**What is expected:** Look through the listing for the word "note". Copy each line that has it.

Figure content listings
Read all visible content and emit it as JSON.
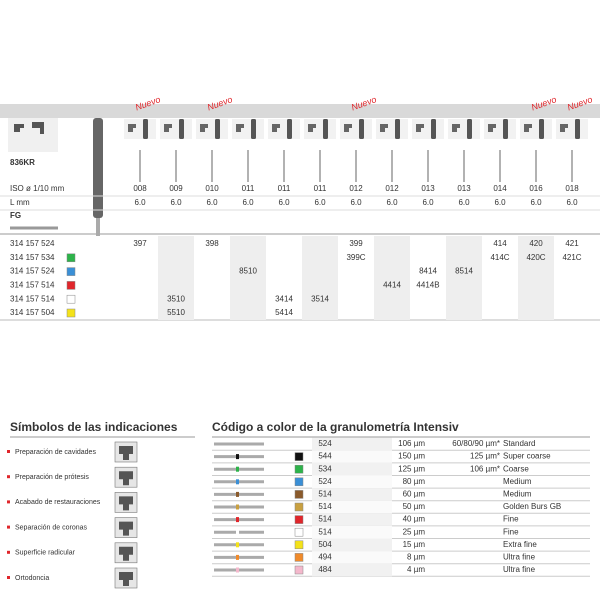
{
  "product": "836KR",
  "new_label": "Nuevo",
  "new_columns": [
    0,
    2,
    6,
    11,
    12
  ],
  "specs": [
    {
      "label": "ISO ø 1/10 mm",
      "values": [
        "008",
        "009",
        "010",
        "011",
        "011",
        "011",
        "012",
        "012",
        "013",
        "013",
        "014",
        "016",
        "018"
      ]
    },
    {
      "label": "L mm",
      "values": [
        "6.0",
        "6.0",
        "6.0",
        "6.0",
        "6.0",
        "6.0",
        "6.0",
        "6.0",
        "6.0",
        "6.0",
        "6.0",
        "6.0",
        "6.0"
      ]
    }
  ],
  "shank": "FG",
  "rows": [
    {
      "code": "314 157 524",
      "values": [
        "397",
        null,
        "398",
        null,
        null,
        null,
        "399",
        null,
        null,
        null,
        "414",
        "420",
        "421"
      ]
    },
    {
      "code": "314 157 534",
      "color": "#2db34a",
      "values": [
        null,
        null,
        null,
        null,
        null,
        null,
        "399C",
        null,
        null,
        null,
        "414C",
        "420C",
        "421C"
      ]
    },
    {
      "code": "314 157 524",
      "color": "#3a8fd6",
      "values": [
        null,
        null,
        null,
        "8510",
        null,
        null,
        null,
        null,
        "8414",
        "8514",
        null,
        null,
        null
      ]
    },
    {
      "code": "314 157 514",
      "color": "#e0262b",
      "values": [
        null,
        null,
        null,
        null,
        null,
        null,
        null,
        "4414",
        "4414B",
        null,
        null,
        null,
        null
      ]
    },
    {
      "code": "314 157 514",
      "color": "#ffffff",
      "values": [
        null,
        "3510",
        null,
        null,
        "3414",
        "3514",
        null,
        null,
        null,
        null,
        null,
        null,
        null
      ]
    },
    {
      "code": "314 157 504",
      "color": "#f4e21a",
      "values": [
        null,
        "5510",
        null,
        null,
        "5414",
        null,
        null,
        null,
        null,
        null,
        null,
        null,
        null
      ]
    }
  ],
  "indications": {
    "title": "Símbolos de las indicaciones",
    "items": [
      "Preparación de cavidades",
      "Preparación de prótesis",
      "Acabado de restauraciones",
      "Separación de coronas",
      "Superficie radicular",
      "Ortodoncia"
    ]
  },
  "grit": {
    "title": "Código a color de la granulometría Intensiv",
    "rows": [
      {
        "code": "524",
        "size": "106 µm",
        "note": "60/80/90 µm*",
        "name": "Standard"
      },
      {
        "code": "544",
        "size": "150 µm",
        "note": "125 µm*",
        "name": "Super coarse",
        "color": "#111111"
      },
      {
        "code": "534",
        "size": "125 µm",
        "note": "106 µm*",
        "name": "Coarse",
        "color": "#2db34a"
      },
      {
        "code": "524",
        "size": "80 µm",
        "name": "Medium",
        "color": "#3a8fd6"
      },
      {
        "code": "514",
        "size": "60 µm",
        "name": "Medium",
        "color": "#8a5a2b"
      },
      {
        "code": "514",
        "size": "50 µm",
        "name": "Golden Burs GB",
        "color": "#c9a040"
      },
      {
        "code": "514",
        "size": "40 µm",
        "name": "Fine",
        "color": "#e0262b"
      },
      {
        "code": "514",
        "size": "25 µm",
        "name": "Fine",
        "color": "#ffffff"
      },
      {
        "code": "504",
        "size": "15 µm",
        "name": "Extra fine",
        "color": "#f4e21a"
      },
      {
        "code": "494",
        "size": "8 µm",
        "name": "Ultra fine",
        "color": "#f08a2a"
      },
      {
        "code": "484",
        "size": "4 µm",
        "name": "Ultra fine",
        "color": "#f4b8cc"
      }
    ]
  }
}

==

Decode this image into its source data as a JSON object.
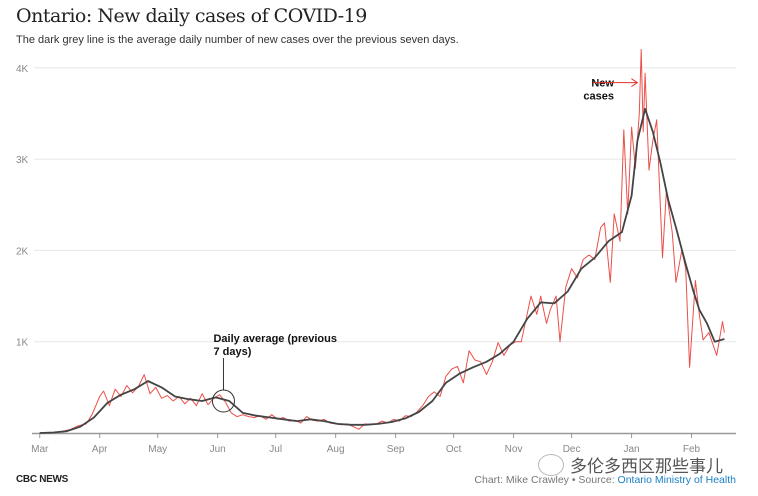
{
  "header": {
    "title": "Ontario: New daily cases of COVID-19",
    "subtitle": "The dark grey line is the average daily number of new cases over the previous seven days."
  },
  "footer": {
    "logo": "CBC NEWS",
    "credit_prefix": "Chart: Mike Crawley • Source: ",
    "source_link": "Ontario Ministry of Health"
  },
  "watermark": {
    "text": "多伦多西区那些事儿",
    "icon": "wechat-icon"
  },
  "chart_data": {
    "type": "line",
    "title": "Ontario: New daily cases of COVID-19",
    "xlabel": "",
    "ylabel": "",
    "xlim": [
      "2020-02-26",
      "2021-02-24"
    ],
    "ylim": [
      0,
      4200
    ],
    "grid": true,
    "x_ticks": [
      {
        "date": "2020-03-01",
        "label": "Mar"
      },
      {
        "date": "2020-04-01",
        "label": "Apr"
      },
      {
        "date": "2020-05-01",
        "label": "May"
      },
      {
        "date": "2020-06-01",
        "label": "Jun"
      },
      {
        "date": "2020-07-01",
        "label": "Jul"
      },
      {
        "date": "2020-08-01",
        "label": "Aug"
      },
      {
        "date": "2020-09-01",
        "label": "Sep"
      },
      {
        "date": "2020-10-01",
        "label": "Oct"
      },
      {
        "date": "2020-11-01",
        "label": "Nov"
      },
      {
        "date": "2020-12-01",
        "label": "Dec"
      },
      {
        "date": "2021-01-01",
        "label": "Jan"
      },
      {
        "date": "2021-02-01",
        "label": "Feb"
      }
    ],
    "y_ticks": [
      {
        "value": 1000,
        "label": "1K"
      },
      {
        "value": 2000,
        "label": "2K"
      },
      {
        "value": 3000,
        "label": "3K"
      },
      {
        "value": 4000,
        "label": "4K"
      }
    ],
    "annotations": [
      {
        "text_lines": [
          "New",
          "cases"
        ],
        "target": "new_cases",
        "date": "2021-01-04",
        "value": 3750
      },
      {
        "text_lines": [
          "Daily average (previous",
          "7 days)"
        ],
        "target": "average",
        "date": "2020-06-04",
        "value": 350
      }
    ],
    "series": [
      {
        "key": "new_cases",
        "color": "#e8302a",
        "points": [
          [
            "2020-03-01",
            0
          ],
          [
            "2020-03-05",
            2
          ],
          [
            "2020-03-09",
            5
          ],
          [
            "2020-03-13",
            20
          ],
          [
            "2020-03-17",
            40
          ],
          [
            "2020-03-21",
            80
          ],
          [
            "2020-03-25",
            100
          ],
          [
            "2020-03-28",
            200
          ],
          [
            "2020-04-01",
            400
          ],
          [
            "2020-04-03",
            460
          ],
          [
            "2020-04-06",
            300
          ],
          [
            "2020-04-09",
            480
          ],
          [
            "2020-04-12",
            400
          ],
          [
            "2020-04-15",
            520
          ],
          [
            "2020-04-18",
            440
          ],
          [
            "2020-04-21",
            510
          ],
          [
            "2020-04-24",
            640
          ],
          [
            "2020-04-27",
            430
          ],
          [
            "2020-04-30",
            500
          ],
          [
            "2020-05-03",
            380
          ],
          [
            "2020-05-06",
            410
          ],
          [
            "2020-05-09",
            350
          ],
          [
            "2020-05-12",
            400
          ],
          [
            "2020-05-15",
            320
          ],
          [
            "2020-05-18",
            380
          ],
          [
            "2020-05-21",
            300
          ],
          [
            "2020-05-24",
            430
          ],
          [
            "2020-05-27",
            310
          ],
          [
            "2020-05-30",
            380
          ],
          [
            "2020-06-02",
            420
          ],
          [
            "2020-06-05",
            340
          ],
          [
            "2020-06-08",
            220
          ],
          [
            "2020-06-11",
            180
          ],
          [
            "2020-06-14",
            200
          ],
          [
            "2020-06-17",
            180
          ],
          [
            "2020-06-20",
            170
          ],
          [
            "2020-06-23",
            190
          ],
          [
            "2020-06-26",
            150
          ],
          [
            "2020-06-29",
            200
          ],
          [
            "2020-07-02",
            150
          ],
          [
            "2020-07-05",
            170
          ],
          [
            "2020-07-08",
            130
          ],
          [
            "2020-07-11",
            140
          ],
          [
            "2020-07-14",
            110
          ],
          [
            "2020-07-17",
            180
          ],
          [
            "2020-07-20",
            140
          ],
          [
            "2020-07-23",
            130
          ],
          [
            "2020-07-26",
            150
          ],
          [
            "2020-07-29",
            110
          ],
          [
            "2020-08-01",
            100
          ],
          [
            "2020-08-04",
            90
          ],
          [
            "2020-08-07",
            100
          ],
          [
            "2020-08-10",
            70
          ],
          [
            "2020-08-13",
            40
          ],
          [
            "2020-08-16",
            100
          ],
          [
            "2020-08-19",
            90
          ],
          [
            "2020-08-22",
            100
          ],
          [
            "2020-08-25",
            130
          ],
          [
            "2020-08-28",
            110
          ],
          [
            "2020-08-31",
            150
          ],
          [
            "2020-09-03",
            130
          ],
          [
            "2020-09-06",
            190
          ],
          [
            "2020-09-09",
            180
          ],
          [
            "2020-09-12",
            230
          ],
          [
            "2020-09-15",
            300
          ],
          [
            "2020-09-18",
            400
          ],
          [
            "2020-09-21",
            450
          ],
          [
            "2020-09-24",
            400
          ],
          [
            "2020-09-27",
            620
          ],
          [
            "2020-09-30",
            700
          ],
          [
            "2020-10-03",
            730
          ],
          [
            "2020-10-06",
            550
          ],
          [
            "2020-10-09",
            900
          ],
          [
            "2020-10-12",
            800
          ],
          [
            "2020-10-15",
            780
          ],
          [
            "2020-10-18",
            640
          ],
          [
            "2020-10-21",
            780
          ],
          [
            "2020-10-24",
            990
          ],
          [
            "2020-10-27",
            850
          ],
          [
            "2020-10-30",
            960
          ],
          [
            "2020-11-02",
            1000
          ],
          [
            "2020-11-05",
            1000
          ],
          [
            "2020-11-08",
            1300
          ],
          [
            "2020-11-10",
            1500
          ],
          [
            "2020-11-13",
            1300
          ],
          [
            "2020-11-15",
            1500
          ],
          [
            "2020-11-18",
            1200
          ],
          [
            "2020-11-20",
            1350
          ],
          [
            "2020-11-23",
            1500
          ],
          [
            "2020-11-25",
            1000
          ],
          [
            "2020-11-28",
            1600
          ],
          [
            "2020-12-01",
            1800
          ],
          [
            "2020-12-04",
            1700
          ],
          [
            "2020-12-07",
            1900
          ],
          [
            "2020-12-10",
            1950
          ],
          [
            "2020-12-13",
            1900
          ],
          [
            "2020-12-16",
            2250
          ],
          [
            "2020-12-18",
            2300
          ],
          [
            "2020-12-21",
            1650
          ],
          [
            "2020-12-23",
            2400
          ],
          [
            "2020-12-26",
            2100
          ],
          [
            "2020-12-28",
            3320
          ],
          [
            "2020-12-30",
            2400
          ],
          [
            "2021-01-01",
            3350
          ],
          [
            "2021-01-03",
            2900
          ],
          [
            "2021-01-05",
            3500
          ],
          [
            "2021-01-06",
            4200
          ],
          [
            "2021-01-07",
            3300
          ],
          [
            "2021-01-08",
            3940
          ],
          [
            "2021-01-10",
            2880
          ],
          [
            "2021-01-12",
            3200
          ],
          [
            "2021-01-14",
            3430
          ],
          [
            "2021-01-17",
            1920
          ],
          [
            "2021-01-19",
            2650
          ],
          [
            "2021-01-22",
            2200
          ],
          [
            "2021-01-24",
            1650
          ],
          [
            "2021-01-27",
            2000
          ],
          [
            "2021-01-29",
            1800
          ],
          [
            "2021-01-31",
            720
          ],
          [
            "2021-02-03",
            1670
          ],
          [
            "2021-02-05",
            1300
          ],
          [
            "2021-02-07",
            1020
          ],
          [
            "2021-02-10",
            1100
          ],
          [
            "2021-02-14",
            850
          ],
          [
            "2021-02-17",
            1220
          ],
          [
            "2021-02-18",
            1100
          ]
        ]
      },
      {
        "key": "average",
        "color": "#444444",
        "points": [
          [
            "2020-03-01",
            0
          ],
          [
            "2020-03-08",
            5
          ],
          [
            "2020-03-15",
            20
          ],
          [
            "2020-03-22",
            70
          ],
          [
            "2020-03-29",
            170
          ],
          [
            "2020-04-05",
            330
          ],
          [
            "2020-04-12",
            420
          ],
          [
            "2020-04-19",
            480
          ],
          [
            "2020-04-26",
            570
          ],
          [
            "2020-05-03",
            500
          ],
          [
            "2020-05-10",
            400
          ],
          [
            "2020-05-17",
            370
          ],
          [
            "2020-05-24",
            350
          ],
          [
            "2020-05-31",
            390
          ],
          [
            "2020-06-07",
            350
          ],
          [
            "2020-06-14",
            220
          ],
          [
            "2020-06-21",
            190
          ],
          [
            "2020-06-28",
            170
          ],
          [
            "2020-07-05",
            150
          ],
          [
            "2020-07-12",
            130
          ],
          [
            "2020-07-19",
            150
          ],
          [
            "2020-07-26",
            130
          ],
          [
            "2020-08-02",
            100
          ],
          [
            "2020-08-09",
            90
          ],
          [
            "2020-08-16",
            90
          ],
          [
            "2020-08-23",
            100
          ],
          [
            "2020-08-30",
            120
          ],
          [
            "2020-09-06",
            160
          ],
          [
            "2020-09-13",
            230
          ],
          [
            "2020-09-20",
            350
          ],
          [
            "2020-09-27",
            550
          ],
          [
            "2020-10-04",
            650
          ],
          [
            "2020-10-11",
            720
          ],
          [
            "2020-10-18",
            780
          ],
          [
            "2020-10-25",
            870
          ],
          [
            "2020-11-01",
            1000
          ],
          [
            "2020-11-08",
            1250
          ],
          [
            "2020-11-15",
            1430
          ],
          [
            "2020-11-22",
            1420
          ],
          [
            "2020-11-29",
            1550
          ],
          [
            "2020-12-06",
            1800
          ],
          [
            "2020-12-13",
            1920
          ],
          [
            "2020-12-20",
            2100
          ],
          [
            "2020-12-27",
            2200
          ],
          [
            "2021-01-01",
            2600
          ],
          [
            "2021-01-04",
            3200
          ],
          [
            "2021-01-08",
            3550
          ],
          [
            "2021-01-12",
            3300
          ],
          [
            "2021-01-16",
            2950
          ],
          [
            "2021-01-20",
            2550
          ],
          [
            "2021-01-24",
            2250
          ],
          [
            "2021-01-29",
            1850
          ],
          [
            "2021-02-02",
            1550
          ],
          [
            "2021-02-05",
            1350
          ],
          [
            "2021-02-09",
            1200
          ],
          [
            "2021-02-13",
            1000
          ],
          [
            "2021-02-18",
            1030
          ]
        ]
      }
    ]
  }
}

* * *

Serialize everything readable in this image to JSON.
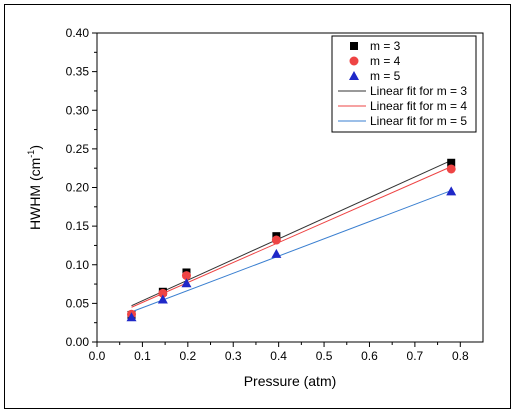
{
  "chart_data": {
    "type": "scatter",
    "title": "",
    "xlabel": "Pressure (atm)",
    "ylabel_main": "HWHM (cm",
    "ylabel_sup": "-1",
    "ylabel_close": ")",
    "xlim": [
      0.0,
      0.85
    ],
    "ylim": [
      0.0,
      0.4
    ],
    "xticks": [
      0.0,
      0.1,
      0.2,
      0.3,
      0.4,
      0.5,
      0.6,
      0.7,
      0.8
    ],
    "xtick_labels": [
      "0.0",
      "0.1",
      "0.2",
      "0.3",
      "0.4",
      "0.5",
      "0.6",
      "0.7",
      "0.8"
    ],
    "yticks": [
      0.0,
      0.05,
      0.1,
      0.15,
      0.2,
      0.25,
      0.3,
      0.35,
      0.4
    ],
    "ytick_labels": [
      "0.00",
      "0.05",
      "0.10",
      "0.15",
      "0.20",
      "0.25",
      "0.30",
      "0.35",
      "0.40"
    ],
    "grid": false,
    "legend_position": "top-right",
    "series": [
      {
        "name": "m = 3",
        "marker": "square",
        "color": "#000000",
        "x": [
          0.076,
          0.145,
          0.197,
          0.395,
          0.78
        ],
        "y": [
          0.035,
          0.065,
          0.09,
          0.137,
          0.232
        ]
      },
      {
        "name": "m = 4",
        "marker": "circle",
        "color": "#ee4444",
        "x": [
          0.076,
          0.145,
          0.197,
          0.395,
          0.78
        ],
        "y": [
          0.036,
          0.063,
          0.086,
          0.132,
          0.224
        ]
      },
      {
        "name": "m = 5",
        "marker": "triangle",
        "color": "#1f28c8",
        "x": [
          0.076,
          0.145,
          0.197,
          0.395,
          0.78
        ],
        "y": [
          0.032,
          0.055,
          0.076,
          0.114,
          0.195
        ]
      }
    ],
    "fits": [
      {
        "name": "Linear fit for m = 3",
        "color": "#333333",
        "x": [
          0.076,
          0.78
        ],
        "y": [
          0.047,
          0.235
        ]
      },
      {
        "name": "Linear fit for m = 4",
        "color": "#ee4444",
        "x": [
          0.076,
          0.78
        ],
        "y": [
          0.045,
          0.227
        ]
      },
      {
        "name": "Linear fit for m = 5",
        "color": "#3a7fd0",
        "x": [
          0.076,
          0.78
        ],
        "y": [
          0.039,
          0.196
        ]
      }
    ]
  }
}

**Task solution:**
        "note": "60/80/90 µm*",
        "note": "125 µm*",
        "note": "106 µm*",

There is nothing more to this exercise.